(Collection entries)

^^^^

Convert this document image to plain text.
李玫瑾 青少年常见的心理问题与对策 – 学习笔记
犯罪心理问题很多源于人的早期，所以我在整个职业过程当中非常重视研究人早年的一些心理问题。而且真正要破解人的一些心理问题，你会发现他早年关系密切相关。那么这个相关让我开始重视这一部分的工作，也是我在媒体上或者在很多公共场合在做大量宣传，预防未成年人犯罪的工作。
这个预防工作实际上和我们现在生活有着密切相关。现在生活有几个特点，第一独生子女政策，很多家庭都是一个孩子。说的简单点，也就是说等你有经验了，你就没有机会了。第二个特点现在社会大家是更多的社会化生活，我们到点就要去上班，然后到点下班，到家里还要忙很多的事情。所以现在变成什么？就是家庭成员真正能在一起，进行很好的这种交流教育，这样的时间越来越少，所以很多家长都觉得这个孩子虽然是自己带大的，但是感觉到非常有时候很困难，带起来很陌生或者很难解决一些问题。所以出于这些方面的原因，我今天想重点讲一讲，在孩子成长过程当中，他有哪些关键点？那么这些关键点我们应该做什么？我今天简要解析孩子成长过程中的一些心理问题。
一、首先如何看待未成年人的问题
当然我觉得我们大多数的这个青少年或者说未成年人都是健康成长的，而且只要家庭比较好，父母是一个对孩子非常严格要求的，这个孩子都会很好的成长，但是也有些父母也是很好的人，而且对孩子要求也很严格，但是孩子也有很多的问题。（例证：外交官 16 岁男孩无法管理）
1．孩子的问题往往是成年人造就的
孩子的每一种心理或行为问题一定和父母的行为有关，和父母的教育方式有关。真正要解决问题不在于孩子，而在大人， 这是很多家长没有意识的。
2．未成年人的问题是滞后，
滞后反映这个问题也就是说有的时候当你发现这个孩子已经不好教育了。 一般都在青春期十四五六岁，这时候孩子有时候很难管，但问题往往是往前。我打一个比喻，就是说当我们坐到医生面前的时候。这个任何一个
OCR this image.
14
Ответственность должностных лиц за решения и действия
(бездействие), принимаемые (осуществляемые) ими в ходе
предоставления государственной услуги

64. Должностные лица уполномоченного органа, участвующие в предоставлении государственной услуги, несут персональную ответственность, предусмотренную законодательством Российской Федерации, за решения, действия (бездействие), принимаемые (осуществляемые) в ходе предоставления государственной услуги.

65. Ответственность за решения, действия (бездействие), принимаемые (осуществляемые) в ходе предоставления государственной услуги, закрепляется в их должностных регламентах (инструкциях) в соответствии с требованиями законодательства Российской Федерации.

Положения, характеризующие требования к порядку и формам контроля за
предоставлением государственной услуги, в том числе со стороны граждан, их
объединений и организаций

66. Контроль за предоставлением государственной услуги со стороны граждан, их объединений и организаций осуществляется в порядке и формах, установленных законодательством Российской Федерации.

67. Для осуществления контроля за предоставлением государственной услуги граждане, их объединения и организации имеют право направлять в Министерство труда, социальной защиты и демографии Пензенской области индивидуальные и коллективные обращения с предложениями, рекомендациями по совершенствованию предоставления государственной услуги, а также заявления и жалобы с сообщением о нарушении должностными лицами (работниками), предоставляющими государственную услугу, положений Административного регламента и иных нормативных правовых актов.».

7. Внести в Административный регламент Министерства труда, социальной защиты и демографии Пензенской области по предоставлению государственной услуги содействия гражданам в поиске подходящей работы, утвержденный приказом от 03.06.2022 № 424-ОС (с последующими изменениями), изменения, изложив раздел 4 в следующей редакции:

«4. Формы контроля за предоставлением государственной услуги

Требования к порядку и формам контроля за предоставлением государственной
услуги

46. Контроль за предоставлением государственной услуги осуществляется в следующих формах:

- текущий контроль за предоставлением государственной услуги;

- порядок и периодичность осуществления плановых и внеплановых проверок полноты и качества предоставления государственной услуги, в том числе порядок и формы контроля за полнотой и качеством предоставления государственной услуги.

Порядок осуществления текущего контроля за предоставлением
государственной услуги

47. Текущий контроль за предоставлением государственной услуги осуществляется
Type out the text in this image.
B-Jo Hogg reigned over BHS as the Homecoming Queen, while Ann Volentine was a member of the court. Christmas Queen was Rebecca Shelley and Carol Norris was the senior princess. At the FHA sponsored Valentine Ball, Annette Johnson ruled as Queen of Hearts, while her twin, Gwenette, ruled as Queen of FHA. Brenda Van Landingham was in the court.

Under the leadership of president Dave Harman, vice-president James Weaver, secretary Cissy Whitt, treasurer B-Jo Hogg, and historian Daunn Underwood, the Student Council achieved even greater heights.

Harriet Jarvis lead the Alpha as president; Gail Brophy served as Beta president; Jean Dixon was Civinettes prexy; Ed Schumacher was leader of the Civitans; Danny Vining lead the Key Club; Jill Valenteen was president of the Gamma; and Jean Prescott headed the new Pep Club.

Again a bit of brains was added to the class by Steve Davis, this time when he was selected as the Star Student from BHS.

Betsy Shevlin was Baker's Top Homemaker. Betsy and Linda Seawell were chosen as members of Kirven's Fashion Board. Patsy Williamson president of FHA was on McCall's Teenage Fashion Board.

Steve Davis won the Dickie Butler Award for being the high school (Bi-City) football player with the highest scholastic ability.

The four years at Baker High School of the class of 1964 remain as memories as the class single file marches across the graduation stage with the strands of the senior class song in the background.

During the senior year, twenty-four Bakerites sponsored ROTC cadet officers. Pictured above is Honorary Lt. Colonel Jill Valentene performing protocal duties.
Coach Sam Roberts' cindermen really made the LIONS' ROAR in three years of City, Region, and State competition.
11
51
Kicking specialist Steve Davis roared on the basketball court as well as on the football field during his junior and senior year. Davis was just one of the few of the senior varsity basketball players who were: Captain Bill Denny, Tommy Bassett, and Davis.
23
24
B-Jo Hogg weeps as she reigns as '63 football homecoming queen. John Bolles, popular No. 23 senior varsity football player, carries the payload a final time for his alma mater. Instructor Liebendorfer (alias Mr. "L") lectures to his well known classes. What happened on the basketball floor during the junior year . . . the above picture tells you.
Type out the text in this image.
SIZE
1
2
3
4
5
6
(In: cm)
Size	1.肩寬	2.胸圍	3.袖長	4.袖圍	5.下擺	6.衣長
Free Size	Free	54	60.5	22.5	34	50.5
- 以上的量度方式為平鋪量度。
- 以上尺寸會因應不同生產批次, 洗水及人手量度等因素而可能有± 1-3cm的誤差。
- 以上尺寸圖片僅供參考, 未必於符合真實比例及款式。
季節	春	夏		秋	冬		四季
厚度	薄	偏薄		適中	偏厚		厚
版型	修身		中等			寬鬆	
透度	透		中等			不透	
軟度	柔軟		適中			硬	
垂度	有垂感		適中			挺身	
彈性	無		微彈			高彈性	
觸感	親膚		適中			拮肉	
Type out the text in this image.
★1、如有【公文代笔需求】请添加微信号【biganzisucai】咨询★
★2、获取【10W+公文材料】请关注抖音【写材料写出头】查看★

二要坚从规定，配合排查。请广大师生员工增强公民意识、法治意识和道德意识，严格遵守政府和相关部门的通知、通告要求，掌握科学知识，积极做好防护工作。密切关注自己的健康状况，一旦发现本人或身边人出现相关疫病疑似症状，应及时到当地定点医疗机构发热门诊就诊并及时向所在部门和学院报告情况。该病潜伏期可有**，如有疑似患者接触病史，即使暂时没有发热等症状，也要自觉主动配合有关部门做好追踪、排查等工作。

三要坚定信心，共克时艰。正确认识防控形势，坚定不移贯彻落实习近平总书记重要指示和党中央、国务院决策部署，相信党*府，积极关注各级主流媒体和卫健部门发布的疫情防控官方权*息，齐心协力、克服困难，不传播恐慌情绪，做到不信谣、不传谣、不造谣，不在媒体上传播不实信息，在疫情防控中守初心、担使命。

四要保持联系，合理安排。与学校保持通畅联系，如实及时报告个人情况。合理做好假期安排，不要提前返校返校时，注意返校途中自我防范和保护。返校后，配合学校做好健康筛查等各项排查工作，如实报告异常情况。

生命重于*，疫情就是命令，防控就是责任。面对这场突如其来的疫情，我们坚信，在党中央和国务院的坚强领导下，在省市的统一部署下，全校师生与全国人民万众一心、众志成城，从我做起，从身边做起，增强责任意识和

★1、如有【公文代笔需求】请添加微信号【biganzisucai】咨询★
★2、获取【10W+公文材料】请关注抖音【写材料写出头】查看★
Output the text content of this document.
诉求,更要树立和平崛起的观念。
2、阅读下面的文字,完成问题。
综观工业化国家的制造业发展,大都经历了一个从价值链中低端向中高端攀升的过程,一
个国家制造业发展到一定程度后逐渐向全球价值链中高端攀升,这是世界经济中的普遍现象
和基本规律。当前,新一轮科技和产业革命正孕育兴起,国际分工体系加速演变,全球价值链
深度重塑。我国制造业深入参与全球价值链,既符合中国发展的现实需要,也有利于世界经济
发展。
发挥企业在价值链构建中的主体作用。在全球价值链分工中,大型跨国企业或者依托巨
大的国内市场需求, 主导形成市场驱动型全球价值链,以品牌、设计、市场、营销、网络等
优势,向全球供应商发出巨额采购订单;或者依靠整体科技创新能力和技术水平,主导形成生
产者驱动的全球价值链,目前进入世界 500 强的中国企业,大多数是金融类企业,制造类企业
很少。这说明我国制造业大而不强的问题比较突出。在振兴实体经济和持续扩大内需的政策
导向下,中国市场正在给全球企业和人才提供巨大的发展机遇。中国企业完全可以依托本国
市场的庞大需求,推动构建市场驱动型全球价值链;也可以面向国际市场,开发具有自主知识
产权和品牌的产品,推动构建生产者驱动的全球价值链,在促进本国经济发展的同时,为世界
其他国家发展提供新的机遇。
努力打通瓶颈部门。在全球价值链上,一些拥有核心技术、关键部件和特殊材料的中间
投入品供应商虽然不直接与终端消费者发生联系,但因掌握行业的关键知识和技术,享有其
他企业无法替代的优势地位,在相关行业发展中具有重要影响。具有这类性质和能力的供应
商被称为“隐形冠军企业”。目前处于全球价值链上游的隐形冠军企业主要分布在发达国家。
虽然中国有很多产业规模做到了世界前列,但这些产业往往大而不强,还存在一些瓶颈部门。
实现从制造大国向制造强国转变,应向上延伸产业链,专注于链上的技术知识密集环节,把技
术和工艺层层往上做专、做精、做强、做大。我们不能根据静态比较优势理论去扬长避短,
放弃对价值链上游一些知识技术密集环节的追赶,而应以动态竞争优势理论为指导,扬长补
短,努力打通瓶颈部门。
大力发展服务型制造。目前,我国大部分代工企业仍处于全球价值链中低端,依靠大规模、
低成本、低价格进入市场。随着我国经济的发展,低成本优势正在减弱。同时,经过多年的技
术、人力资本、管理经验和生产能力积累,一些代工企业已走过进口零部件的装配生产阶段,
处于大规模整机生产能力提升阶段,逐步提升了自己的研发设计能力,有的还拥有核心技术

^^^^

_Requirement_
Go over the records above line by line and count those holding the word "junior". Reply only with the number.

_Written solution_
2